## [Task prompt]
Write down each entry again, exactly as it reads.
— START OF Materials provided —
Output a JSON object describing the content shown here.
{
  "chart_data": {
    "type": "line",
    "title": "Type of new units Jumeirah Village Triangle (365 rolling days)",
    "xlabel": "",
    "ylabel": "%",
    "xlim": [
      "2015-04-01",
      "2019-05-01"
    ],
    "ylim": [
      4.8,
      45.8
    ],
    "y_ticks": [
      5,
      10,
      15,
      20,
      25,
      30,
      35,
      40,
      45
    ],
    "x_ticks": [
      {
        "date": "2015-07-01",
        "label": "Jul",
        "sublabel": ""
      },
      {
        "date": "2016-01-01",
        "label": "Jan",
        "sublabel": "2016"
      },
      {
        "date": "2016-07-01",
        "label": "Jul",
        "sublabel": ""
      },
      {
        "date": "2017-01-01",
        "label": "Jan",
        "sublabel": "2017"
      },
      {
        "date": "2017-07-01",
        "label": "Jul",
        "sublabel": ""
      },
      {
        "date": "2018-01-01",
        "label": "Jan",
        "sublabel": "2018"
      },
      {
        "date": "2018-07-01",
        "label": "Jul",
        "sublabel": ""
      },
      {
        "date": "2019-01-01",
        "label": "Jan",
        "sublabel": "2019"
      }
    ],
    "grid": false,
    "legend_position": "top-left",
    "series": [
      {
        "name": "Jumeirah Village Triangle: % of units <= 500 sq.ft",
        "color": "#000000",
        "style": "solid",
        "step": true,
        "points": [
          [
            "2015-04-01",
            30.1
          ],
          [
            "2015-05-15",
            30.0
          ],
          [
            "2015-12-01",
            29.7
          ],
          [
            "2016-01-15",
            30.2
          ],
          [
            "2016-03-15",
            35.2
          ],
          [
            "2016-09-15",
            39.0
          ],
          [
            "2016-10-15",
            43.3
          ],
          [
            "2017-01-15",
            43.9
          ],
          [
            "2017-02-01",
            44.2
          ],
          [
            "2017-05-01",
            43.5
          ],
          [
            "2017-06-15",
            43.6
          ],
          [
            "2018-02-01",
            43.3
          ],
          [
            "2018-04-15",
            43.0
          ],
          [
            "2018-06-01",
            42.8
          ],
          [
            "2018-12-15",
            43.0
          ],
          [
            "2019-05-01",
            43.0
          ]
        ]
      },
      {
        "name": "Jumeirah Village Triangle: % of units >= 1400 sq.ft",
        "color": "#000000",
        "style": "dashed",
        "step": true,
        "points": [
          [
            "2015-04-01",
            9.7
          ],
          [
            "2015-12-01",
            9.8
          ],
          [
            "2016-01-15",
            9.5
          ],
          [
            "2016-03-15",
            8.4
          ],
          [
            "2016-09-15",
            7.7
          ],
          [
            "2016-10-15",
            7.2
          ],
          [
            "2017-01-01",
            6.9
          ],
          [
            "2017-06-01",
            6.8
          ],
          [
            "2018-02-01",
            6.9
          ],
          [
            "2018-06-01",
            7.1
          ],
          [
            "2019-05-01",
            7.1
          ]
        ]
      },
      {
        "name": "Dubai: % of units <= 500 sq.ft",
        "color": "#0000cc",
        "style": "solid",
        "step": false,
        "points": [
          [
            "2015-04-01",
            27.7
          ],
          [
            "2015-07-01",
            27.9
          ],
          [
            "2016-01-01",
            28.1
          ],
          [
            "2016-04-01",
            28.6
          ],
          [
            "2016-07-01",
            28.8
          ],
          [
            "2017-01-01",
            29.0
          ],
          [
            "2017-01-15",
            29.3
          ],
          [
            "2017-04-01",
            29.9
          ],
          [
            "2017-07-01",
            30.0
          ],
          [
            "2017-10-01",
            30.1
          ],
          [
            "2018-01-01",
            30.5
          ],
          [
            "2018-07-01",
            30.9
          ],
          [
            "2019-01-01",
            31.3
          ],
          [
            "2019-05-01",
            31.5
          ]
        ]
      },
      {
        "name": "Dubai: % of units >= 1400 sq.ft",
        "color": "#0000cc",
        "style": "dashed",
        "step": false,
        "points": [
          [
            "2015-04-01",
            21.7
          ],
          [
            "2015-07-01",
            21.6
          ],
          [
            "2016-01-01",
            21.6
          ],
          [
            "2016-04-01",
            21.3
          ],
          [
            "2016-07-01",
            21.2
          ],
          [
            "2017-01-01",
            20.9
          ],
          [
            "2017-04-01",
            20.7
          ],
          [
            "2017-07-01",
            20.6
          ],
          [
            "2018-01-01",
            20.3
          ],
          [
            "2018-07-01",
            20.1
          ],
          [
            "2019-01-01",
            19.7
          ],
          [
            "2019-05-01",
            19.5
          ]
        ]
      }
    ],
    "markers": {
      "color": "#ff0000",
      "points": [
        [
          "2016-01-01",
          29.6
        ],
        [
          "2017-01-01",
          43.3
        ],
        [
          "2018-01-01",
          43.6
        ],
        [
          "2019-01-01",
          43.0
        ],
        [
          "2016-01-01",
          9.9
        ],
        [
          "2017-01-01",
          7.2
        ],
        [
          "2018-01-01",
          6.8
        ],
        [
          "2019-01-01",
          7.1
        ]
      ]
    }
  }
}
— END OF Materials provided —
## [Answer for this exercise]
Output a JSON object describing the content shown here.
{
  "chart_data": {
    "type": "line",
    "title": "Type of new units Jumeirah Village Triangle (365 rolling days)",
    "xlabel": "",
    "ylabel": "%",
    "xlim": [
      "2015-04-01",
      "2019-05-01"
    ],
    "ylim": [
      4.8,
      45.8
    ],
    "y_ticks": [
      5,
      10,
      15,
      20,
      25,
      30,
      35,
      40,
      45
    ],
    "x_ticks": [
      {
        "date": "2015-07-01",
        "label": "Jul",
        "sublabel": ""
      },
      {
        "date": "2016-01-01",
        "label": "Jan",
        "sublabel": "2016"
      },
      {
        "date": "2016-07-01",
        "label": "Jul",
        "sublabel": ""
      },
      {
        "date": "2017-01-01",
        "label": "Jan",
        "sublabel": "2017"
      },
      {
        "date": "2017-07-01",
        "label": "Jul",
        "sublabel": ""
      },
      {
        "date": "2018-01-01",
        "label": "Jan",
        "sublabel": "2018"
      },
      {
        "date": "2018-07-01",
        "label": "Jul",
        "sublabel": ""
      },
      {
        "date": "2019-01-01",
        "label": "Jan",
        "sublabel": "2019"
      }
    ],
    "grid": false,
    "legend_position": "top-left",
    "series": [
      {
        "name": "Jumeirah Village Triangle: % of units <= 500 sq.ft",
        "color": "#000000",
        "style": "solid",
        "step": true,
        "points": [
          [
            "2015-04-01",
            30.1
          ],
          [
            "2015-05-15",
            30.0
          ],
          [
            "2015-12-01",
            29.7
          ],
          [
            "2016-01-15",
            30.2
          ],
          [
            "2016-03-15",
            35.2
          ],
          [
            "2016-09-15",
            39.0
          ],
          [
            "2016-10-15",
            43.3
          ],
          [
            "2017-01-15",
            43.9
          ],
          [
            "2017-02-01",
            44.2
          ],
          [
            "2017-05-01",
            43.5
          ],
          [
            "2017-06-15",
            43.6
          ],
          [
            "2018-02-01",
            43.3
          ],
          [
            "2018-04-15",
            43.0
          ],
          [
            "2018-06-01",
            42.8
          ],
          [
            "2018-12-15",
            43.0
          ],
          [
            "2019-05-01",
            43.0
          ]
        ]
      },
      {
        "name": "Jumeirah Village Triangle: % of units >= 1400 sq.ft",
        "color": "#000000",
        "style": "dashed",
        "step": true,
        "points": [
          [
            "2015-04-01",
            9.7
          ],
          [
            "2015-12-01",
            9.8
          ],
          [
            "2016-01-15",
            9.5
          ],
          [
            "2016-03-15",
            8.4
          ],
          [
            "2016-09-15",
            7.7
          ],
          [
            "2016-10-15",
            7.2
          ],
          [
            "2017-01-01",
            6.9
          ],
          [
            "2017-06-01",
            6.8
          ],
          [
            "2018-02-01",
            6.9
          ],
          [
            "2018-06-01",
            7.1
          ],
          [
            "2019-05-01",
            7.1
          ]
        ]
      },
      {
        "name": "Dubai: % of units <= 500 sq.ft",
        "color": "#0000cc",
        "style": "solid",
        "step": false,
        "points": [
          [
            "2015-04-01",
            27.7
          ],
          [
            "2015-07-01",
            27.9
          ],
          [
            "2016-01-01",
            28.1
          ],
          [
            "2016-04-01",
            28.6
          ],
          [
            "2016-07-01",
            28.8
          ],
          [
            "2017-01-01",
            29.0
          ],
          [
            "2017-01-15",
            29.3
          ],
          [
            "2017-04-01",
            29.9
          ],
          [
            "2017-07-01",
            30.0
          ],
          [
            "2017-10-01",
            30.1
          ],
          [
            "2018-01-01",
            30.5
          ],
          [
            "2018-07-01",
            30.9
          ],
          [
            "2019-01-01",
            31.3
          ],
          [
            "2019-05-01",
            31.5
          ]
        ]
      },
      {
        "name": "Dubai: % of units >= 1400 sq.ft",
        "color": "#0000cc",
        "style": "dashed",
        "step": false,
        "points": [
          [
            "2015-04-01",
            21.7
          ],
          [
            "2015-07-01",
            21.6
          ],
          [
            "2016-01-01",
            21.6
          ],
          [
            "2016-04-01",
            21.3
          ],
          [
            "2016-07-01",
            21.2
          ],
          [
            "2017-01-01",
            20.9
          ],
          [
            "2017-04-01",
            20.7
          ],
          [
            "2017-07-01",
            20.6
          ],
          [
            "2018-01-01",
            20.3
          ],
          [
            "2018-07-01",
            20.1
          ],
          [
            "2019-01-01",
            19.7
          ],
          [
            "2019-05-01",
            19.5
          ]
        ]
      }
    ],
    "markers": {
      "color": "#ff0000",
      "points": [
        [
          "2016-01-01",
          29.6
        ],
        [
          "2017-01-01",
          43.3
        ],
        [
          "2018-01-01",
          43.6
        ],
        [
          "2019-01-01",
          43.0
        ],
        [
          "2016-01-01",
          9.9
        ],
        [
          "2017-01-01",
          7.2
        ],
        [
          "2018-01-01",
          6.8
        ],
        [
          "2019-01-01",
          7.1
        ]
      ]
    }
  }
}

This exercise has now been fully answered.